[Stored records]
----

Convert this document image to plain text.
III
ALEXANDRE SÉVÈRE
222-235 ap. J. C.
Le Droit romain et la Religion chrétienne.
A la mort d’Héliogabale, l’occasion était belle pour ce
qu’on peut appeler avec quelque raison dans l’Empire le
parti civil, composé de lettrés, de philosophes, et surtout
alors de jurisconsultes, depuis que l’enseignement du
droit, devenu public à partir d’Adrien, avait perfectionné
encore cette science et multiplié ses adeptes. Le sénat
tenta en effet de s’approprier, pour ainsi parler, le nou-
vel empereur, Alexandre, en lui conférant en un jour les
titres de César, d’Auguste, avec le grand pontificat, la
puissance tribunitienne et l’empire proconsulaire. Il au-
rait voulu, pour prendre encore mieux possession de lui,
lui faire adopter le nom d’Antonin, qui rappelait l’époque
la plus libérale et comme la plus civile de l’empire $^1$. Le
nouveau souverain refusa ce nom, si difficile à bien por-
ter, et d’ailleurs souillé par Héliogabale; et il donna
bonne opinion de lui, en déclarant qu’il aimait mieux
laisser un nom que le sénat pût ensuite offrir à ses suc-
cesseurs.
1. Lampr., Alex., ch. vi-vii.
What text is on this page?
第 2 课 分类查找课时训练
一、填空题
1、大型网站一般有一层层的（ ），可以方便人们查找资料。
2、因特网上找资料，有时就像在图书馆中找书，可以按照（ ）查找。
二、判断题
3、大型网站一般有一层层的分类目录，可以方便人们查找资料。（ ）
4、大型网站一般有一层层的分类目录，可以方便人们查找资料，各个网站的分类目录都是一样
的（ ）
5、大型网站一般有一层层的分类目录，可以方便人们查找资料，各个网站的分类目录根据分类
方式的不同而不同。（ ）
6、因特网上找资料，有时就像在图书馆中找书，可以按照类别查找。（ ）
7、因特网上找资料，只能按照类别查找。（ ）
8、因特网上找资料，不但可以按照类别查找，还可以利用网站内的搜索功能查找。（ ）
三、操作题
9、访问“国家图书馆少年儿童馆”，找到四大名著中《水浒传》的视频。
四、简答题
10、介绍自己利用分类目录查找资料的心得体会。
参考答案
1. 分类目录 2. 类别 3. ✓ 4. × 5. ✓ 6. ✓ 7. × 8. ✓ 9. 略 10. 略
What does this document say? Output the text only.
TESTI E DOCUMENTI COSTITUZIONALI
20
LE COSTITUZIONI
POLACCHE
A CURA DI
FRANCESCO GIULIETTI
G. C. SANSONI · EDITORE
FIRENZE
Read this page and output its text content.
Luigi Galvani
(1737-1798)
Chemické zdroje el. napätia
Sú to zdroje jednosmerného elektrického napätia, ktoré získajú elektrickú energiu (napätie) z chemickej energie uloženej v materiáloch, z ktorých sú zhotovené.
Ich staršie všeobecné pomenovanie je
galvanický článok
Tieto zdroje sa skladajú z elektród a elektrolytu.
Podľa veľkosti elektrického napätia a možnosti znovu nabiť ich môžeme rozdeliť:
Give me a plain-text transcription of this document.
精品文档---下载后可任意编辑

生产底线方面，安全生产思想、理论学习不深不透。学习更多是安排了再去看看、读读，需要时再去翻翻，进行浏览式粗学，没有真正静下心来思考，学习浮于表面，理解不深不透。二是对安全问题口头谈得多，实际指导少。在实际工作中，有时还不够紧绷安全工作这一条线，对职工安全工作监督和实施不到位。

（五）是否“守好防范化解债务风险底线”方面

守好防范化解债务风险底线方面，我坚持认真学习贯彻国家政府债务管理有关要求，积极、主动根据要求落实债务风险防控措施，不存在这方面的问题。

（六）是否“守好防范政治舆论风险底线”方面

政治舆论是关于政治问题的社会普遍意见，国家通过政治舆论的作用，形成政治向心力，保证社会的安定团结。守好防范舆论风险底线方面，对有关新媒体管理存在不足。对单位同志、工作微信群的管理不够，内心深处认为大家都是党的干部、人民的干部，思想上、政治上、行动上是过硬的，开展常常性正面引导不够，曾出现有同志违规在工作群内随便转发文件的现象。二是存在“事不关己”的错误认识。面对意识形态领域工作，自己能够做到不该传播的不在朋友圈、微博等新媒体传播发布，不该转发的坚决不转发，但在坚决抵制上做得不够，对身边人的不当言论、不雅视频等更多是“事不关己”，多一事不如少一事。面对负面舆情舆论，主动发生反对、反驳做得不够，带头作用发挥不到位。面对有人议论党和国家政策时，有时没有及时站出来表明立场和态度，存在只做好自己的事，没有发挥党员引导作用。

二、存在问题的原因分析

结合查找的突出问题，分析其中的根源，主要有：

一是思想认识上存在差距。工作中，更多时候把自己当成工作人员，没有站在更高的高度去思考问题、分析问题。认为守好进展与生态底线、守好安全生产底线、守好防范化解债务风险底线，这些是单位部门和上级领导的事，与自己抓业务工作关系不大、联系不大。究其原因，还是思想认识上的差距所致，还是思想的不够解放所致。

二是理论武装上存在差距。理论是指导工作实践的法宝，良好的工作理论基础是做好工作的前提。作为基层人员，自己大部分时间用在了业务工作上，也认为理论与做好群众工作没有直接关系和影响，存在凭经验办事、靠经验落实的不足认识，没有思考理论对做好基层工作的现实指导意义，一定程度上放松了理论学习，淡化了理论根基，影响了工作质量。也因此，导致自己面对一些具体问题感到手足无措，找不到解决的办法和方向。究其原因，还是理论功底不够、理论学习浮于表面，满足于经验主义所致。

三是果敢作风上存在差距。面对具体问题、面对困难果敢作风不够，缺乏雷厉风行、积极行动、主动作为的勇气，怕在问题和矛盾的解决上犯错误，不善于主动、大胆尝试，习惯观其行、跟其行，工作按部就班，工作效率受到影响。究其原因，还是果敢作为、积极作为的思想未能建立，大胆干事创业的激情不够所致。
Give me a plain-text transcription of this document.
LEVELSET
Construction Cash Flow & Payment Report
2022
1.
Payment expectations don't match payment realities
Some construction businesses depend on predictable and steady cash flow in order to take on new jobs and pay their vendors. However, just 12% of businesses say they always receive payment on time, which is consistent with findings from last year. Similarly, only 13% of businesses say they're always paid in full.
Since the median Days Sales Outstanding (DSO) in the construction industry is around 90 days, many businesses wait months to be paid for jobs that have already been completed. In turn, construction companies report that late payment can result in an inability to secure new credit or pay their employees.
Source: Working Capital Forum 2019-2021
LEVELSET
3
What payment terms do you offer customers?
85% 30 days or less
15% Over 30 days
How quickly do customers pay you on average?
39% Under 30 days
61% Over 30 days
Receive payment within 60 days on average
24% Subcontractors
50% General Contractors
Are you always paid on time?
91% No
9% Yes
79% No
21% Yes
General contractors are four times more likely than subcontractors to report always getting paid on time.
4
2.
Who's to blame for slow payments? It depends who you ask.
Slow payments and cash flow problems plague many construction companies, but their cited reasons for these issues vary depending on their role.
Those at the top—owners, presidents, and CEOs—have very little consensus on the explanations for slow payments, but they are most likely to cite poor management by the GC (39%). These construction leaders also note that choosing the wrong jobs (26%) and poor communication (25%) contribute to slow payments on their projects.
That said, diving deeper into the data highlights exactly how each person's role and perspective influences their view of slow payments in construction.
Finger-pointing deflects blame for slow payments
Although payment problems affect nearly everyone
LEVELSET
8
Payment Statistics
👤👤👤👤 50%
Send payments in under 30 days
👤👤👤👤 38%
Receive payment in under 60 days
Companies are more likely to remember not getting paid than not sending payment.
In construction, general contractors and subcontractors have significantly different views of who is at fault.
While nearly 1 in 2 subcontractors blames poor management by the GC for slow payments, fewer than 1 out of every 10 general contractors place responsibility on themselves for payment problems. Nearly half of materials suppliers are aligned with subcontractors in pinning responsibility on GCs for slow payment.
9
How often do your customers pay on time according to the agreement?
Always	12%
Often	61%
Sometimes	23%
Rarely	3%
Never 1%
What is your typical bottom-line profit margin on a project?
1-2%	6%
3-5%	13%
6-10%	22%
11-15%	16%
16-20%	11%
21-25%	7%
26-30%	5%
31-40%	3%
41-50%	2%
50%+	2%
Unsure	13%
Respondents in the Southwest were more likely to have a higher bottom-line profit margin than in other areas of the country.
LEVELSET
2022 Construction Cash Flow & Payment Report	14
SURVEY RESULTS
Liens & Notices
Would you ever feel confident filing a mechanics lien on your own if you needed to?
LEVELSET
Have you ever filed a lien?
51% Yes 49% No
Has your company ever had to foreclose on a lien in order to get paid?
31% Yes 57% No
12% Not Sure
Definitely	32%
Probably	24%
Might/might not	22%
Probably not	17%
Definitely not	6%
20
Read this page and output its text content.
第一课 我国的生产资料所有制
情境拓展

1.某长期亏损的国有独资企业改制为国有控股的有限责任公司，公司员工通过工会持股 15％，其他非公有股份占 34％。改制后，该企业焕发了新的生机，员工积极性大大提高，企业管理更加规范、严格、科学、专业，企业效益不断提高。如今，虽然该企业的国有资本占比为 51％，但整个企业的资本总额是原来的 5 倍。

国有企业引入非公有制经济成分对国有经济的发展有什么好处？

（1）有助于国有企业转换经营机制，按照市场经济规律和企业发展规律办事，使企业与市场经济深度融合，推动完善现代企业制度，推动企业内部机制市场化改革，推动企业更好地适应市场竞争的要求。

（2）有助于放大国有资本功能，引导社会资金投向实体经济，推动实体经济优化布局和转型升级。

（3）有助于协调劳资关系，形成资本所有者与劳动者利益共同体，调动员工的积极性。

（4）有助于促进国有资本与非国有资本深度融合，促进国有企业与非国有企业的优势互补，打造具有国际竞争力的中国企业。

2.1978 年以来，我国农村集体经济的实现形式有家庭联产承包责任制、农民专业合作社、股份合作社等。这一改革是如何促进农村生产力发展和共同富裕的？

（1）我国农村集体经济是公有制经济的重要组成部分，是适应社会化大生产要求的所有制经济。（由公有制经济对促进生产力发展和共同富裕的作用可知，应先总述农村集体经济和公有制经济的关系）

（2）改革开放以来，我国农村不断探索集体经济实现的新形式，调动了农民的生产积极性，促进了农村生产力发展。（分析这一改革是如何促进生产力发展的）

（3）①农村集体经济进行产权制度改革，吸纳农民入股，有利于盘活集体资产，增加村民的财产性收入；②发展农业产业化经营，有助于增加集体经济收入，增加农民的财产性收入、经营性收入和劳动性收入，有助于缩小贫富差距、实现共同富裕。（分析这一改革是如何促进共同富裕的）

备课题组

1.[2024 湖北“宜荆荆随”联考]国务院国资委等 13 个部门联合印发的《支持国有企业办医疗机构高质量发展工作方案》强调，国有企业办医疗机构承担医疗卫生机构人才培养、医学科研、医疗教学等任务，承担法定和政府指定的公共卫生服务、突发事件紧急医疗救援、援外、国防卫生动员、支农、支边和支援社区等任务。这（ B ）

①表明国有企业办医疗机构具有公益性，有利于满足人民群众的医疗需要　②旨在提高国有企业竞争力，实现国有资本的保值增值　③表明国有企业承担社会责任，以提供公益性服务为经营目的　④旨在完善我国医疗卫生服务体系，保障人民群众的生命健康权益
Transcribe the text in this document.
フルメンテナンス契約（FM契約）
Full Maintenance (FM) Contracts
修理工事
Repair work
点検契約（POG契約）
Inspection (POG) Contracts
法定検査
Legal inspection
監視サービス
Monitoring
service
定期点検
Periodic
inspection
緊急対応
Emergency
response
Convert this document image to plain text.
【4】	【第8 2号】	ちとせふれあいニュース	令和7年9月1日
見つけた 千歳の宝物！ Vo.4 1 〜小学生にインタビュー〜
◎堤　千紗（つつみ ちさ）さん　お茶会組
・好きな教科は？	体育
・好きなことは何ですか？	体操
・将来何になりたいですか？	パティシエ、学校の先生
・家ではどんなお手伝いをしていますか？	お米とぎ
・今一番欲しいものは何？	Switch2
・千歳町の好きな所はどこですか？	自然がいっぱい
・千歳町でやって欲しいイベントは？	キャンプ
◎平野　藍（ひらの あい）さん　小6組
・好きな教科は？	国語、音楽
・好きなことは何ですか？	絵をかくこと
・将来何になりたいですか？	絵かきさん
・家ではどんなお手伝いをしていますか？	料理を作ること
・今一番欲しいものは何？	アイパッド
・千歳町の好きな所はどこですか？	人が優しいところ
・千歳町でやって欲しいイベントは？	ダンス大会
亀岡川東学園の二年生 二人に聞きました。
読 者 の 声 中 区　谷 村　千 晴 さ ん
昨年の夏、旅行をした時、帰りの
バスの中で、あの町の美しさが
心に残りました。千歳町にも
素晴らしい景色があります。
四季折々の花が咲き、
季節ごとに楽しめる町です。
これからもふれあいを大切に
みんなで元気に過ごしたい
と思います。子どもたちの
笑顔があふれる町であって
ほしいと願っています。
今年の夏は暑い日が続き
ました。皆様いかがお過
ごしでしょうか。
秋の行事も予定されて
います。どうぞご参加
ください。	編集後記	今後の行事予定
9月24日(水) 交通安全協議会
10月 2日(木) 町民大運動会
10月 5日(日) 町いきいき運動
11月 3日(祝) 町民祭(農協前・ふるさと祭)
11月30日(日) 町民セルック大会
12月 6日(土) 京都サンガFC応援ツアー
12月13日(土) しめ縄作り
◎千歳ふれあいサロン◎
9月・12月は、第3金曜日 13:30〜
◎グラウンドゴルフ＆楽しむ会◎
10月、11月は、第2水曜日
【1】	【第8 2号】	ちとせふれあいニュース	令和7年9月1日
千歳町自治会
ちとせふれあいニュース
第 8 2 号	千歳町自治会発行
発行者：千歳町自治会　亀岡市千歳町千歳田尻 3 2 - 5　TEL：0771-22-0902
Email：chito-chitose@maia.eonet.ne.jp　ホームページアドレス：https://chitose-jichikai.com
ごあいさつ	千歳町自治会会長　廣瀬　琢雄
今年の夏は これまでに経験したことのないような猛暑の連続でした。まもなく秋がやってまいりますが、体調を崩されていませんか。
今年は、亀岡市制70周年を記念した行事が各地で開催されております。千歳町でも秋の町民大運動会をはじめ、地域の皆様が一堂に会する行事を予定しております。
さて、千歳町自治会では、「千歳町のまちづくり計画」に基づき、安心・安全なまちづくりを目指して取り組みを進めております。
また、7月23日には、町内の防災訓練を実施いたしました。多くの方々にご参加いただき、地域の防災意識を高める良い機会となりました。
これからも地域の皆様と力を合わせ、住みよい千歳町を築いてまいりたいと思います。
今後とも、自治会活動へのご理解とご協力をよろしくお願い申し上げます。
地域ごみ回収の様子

----

**Task to carry out**
Say how many lines in this listing hold the string "千歳町の好きな所はどこですか", giving the count and nothing more.

**Task response**
2